# Requirement:
Pick out every line that holds the string "Living" and copy it.

# Stored items:
>> start

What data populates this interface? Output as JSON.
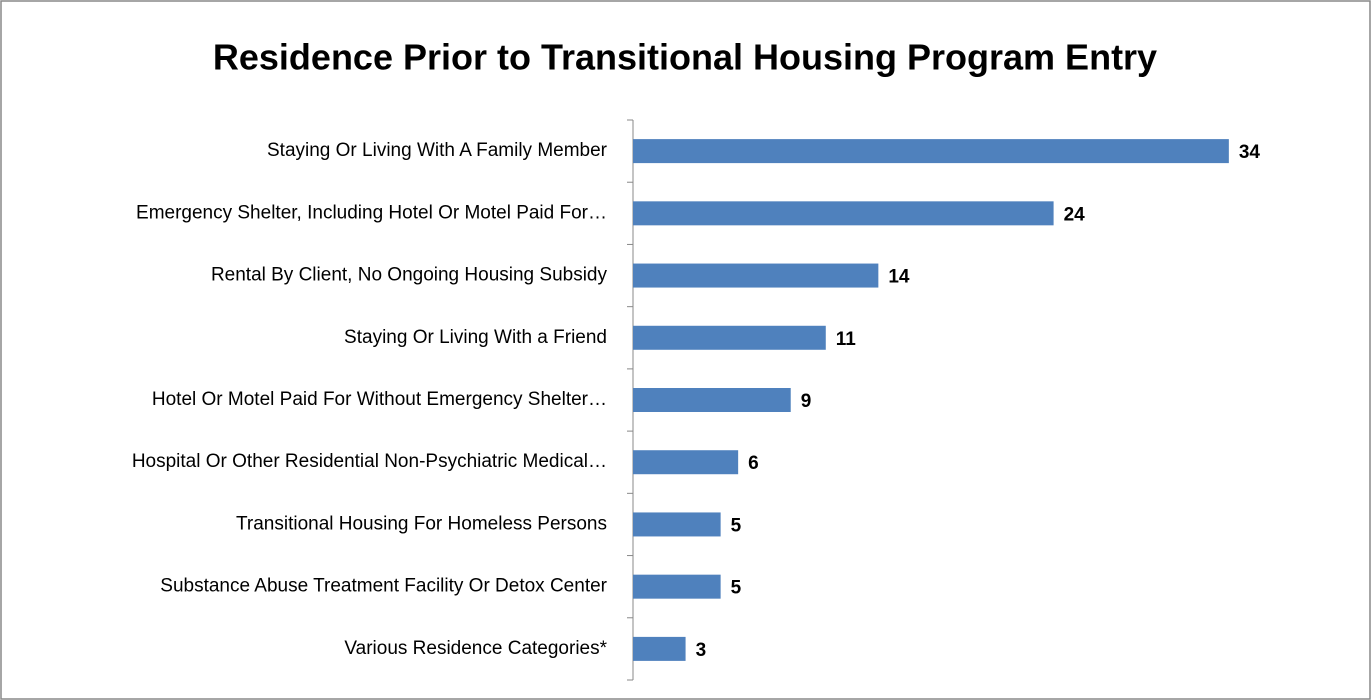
{
  "chart_data": {
    "type": "bar",
    "orientation": "horizontal",
    "title": "Residence Prior to Transitional Housing Program Entry",
    "categories": [
      "Staying Or Living With A Family Member",
      "Emergency Shelter, Including Hotel Or Motel Paid For…",
      "Rental By Client, No Ongoing Housing Subsidy",
      "Staying Or Living With a Friend",
      "Hotel Or Motel Paid For Without Emergency Shelter…",
      "Hospital Or Other Residential Non-Psychiatric Medical…",
      "Transitional Housing For Homeless Persons",
      "Substance Abuse Treatment Facility Or Detox Center",
      "Various Residence Categories*"
    ],
    "values": [
      34,
      24,
      14,
      11,
      9,
      6,
      5,
      5,
      3
    ],
    "color": "#4f81bd",
    "xlim": [
      0,
      40
    ]
  }
}
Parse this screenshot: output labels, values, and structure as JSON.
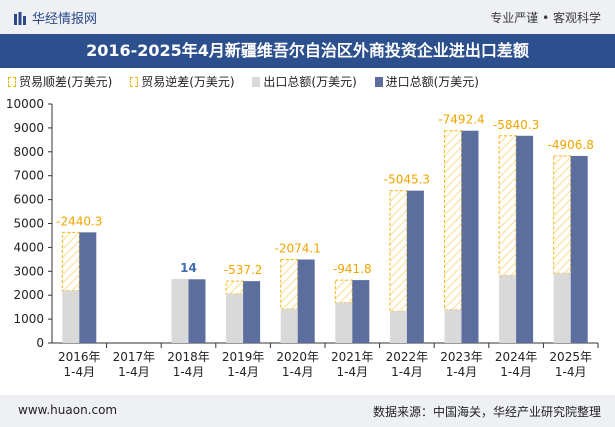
{
  "header": {
    "brand_name": "华经情报网",
    "slogan": "专业严谨 • 客观科学",
    "title": "2016-2025年4月新疆维吾尔自治区外商投资企业进出口差额"
  },
  "footer": {
    "url": "www.huaon.com",
    "source": "数据来源：中国海关，华经产业研究院整理"
  },
  "colors": {
    "export": "#d9d9d9",
    "import": "#5b6e9e",
    "deficit_border": "#f2b51c",
    "surplus_label": "#3f6bb0",
    "deficit_label": "#f0a500",
    "title_bg": "#2c4f8e"
  },
  "chart_data": {
    "type": "bar",
    "legend_position": "top-left",
    "grid": false,
    "ylim": [
      0,
      10000
    ],
    "yticks": [
      0,
      1000,
      2000,
      3000,
      4000,
      5000,
      6000,
      7000,
      8000,
      9000,
      10000
    ],
    "categories": [
      "2016年\n1-4月",
      "2017年\n1-4月",
      "2018年\n1-4月",
      "2019年\n1-4月",
      "2020年\n1-4月",
      "2021年\n1-4月",
      "2022年\n1-4月",
      "2023年\n1-4月",
      "2024年\n1-4月",
      "2025年\n1-4月"
    ],
    "series": [
      {
        "name": "贸易顺差(万美元)",
        "values": [
          null,
          null,
          14,
          null,
          null,
          null,
          null,
          null,
          null,
          null
        ]
      },
      {
        "name": "贸易逆差(万美元)",
        "values": [
          -2440.3,
          null,
          null,
          -537.2,
          -2074.1,
          -941.8,
          -5045.3,
          -7492.4,
          -5840.3,
          -4906.8
        ]
      },
      {
        "name": "出口总额(万美元)",
        "values": [
          2190,
          null,
          2680,
          2050,
          1420,
          1690,
          1330,
          1390,
          2830,
          2920
        ]
      },
      {
        "name": "进口总额(万美元)",
        "values": [
          4630,
          null,
          2666,
          2587,
          3494,
          2632,
          6375,
          8882,
          8670,
          7827
        ]
      }
    ],
    "data_labels": [
      "-2440.3",
      "",
      "14",
      "-537.2",
      "-2074.1",
      "-941.8",
      "-5045.3",
      "-7492.4",
      "-5840.3",
      "-4906.8"
    ]
  }
}
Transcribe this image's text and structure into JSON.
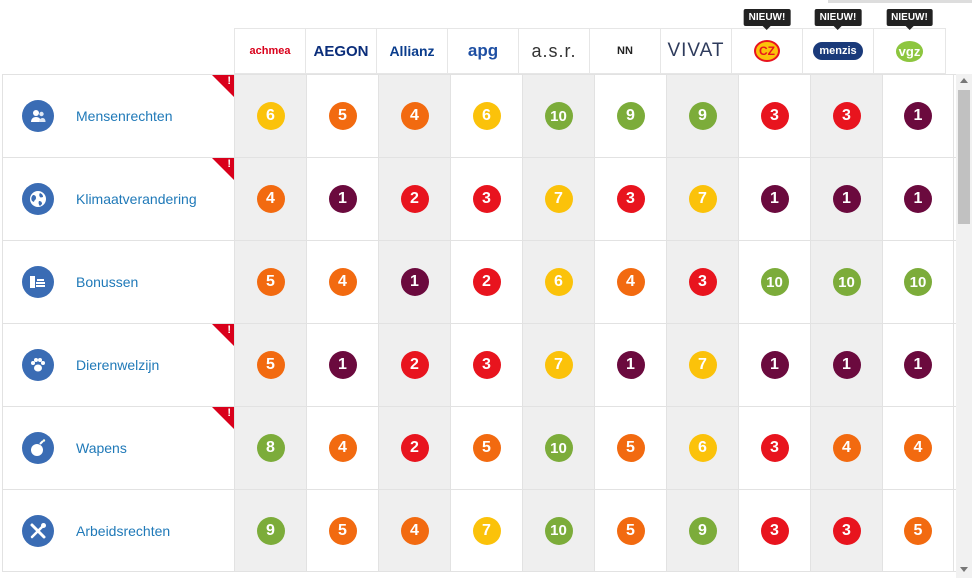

>> end

# Finished exercise:
      "Staying Or Living With A Family Member",
      "Staying Or Living With a Friend",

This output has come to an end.